Data items
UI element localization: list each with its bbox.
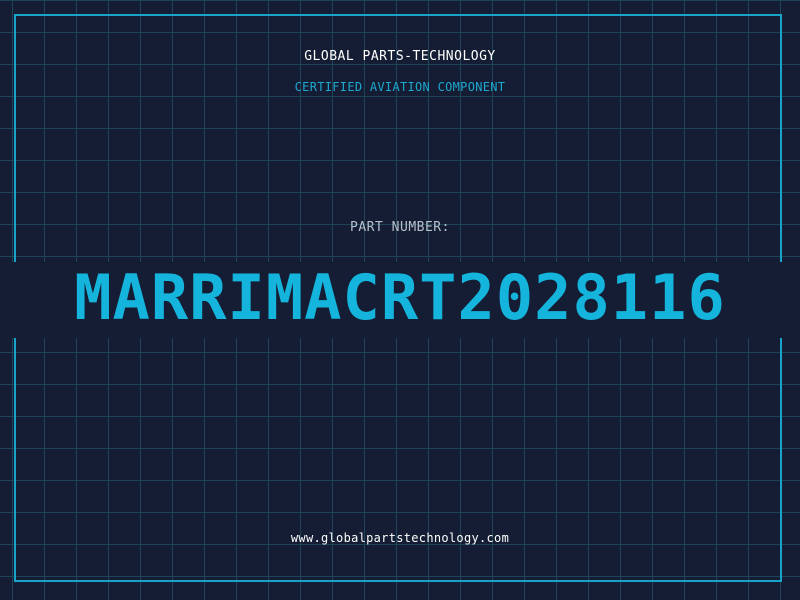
company-name: GLOBAL PARTS-TECHNOLOGY	[304, 49, 496, 64]
website-url: www.globalpartstechnology.com	[290, 531, 510, 545]
part-number-label: PART NUMBER:	[350, 220, 450, 235]
tagline: CERTIFIED AVIATION COMPONENT	[294, 80, 506, 94]
part-number-value: MARRIMACRT2028116	[74, 261, 726, 334]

(What this task involves) Could you reproduce every line of the records above word for word, leaving out the pictures?

(Response)
UI element localization: list each with its bbox.
company-name: GLOBAL PARTS-TECHNOLOGY	[304, 49, 496, 64]
website-url: www.globalpartstechnology.com	[290, 531, 510, 545]
part-number-label: PART NUMBER:	[350, 220, 450, 235]
tagline: CERTIFIED AVIATION COMPONENT	[294, 80, 506, 94]
part-number-value: MARRIMACRT2028116	[74, 261, 726, 334]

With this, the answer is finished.